*What the task requires*:
Work out how many lines below contain the word "JSON", then give that number alone.

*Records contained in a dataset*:
######
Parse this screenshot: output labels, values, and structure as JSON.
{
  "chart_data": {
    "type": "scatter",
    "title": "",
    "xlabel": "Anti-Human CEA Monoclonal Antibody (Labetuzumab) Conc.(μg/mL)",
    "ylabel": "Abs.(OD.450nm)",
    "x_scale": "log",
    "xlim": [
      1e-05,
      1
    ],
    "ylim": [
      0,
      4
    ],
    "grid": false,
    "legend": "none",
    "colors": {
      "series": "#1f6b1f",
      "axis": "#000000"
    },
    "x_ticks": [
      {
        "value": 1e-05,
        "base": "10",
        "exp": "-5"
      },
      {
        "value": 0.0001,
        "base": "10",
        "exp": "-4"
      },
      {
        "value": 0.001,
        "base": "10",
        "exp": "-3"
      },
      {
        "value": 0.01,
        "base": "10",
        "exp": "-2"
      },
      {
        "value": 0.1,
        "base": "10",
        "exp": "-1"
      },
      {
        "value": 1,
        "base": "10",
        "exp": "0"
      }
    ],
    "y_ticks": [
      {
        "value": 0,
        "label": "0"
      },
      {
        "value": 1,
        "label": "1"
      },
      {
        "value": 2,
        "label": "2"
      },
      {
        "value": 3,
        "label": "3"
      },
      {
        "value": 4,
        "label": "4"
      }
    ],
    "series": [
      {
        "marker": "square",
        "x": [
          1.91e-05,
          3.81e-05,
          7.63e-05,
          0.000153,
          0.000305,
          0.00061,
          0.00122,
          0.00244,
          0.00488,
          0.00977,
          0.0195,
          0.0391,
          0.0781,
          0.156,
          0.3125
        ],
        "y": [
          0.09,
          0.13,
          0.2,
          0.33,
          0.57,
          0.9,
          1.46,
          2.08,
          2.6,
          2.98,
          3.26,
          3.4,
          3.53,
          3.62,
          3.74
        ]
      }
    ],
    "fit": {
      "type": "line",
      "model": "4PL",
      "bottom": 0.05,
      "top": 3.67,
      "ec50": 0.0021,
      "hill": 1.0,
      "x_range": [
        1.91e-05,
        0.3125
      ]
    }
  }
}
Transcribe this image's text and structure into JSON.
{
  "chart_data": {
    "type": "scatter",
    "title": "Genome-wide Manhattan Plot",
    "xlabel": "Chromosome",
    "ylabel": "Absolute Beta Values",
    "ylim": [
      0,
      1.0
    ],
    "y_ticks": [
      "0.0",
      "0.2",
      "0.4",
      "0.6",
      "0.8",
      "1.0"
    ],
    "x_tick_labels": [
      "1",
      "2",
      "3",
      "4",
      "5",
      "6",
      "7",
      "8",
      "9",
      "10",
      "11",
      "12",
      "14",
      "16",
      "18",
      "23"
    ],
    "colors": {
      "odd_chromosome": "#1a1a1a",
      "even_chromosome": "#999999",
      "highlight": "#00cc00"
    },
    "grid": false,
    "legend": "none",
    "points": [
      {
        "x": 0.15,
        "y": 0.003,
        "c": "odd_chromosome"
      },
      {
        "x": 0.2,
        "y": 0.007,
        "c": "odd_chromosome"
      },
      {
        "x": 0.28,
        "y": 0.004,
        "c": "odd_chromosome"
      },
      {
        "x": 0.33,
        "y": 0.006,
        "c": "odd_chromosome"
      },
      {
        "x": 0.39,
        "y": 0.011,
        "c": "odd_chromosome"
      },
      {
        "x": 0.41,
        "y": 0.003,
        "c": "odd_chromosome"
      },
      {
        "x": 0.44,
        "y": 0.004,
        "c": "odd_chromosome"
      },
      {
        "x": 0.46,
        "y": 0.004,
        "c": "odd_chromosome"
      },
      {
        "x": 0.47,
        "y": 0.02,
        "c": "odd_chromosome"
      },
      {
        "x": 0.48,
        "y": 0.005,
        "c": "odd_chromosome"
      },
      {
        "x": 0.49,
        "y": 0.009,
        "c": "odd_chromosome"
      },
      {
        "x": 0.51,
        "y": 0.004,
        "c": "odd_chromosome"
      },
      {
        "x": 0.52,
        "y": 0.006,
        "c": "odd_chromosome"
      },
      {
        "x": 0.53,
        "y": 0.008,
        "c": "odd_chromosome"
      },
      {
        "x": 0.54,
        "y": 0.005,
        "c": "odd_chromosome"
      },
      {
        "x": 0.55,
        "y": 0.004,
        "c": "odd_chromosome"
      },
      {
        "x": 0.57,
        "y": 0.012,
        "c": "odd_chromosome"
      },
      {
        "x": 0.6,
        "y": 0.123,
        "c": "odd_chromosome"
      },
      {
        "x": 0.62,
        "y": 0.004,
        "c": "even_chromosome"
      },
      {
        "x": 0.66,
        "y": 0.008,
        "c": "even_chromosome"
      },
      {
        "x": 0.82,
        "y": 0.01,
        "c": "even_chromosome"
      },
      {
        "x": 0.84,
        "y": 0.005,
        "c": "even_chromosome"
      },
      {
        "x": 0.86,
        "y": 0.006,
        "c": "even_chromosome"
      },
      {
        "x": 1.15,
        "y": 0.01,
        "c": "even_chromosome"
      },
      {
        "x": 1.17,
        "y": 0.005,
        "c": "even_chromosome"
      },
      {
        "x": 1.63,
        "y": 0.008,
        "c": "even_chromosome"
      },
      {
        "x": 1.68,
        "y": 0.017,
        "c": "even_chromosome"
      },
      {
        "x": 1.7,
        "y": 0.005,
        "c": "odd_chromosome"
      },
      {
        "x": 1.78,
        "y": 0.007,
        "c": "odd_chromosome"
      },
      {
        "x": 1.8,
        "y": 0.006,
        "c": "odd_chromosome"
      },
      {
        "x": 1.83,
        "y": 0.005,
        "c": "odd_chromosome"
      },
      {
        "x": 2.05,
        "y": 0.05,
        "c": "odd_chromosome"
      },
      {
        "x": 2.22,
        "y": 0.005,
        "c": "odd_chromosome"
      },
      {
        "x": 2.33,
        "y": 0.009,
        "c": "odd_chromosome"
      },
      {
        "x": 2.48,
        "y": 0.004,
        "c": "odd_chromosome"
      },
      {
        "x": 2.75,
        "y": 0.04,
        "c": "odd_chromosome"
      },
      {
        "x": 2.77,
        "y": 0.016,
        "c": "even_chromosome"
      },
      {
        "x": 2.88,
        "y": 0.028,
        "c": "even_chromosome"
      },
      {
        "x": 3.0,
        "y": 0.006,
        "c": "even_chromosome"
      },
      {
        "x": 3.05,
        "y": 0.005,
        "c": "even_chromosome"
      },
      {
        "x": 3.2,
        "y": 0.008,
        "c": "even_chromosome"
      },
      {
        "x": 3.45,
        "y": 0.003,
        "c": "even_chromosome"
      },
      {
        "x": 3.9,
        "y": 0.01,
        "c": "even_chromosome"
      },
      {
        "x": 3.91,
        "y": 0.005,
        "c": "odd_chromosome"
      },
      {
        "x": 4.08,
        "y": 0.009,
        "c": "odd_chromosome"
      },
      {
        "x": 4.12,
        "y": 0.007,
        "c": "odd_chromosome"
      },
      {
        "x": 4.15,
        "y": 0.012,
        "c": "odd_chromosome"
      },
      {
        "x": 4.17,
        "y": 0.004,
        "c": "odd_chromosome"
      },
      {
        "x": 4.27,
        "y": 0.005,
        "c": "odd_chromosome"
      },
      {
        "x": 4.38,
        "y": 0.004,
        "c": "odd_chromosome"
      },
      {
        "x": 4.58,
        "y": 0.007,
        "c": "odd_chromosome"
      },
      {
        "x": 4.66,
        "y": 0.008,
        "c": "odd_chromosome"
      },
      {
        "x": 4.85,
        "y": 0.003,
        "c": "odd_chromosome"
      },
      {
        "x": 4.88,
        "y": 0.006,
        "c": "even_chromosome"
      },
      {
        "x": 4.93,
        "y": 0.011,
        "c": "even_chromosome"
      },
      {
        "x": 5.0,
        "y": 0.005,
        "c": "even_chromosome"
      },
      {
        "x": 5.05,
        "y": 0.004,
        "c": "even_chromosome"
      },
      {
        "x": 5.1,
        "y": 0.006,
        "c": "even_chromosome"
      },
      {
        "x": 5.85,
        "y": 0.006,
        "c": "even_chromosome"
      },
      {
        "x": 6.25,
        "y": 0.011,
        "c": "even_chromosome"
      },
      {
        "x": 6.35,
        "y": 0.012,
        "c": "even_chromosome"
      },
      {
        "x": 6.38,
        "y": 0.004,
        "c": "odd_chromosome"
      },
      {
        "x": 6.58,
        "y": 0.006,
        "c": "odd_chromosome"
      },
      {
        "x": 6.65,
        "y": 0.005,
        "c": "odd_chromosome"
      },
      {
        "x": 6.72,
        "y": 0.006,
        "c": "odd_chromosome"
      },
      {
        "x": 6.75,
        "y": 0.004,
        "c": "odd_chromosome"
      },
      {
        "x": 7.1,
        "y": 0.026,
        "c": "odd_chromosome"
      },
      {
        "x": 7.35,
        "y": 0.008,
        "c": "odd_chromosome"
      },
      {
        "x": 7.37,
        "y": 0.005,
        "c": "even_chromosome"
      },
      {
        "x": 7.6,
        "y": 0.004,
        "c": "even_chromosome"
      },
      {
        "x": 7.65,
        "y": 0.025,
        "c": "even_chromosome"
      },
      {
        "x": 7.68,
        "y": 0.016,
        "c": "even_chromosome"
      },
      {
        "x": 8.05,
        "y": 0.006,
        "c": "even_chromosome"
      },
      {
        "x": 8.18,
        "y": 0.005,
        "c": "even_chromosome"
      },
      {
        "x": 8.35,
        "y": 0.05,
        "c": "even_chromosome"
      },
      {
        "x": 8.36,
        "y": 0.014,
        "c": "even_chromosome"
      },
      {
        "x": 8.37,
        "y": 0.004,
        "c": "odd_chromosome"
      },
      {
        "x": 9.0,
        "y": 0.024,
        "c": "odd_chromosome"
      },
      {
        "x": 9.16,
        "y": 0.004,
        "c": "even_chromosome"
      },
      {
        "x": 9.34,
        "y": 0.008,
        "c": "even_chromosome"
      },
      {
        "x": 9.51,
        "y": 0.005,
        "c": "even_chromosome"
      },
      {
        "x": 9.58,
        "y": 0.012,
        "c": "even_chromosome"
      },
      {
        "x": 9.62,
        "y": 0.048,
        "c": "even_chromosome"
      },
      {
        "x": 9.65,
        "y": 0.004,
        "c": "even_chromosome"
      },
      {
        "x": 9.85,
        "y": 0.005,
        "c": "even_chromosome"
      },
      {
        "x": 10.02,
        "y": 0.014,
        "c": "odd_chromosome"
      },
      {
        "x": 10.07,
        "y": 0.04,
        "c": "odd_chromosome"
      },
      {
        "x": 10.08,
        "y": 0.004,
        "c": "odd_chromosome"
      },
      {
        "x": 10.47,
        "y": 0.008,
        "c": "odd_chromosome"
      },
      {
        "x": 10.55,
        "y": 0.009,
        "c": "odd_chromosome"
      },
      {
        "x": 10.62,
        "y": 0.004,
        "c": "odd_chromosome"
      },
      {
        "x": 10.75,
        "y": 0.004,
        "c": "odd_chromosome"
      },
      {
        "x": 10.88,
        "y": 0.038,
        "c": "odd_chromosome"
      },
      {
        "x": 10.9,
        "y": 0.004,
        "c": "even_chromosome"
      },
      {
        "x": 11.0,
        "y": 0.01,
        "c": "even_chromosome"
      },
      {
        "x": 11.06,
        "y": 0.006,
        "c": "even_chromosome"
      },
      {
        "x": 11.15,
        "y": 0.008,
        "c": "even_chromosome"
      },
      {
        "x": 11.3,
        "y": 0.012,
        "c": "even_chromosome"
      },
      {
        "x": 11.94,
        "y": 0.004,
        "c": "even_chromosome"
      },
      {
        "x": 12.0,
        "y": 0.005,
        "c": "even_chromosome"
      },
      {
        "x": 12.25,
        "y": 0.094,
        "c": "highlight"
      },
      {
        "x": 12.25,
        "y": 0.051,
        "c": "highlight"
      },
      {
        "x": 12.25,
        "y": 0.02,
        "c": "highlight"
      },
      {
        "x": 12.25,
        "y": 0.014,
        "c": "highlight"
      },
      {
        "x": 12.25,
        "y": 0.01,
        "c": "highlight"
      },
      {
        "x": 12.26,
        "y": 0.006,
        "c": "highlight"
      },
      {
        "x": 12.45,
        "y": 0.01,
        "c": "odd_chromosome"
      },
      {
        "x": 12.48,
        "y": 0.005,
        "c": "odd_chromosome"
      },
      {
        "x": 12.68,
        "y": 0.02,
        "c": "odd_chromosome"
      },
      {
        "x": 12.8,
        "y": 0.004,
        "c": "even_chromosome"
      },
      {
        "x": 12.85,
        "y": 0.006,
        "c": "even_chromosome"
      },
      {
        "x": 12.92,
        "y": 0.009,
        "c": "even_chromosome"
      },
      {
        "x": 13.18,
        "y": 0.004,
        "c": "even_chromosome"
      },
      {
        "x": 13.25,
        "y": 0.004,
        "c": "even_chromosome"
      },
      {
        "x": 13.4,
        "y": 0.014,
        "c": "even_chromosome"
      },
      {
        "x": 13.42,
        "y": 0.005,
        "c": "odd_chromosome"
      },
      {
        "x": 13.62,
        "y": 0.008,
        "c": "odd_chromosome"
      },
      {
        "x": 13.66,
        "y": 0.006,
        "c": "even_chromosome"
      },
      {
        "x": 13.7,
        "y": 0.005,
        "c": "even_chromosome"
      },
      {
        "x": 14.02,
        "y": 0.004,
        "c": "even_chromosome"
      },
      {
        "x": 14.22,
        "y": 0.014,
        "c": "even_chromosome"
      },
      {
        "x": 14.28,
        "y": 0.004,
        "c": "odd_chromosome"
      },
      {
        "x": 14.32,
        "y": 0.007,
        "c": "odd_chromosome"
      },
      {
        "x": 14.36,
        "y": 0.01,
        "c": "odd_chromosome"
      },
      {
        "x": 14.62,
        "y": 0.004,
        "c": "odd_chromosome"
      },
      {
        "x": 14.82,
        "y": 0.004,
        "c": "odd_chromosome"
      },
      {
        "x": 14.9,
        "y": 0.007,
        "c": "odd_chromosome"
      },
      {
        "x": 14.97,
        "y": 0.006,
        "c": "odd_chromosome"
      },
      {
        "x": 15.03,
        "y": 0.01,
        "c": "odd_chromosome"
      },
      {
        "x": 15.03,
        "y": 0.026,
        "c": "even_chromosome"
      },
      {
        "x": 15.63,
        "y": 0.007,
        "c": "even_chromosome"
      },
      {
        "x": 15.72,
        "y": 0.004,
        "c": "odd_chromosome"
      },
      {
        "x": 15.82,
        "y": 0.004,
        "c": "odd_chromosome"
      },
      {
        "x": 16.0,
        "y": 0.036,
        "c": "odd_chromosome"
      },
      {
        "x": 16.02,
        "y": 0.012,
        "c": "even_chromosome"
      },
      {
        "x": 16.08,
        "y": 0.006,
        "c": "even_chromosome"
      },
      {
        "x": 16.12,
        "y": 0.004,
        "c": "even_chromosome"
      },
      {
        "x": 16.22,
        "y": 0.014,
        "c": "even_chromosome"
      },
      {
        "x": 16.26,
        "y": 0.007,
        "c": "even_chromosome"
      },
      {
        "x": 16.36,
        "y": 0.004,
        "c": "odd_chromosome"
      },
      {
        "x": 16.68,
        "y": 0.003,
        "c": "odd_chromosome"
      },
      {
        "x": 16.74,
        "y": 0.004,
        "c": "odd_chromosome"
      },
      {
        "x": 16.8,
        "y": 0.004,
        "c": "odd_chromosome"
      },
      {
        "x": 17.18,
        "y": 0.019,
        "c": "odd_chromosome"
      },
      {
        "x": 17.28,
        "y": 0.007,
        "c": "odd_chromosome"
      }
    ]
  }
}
######
*Exercise answer*:
2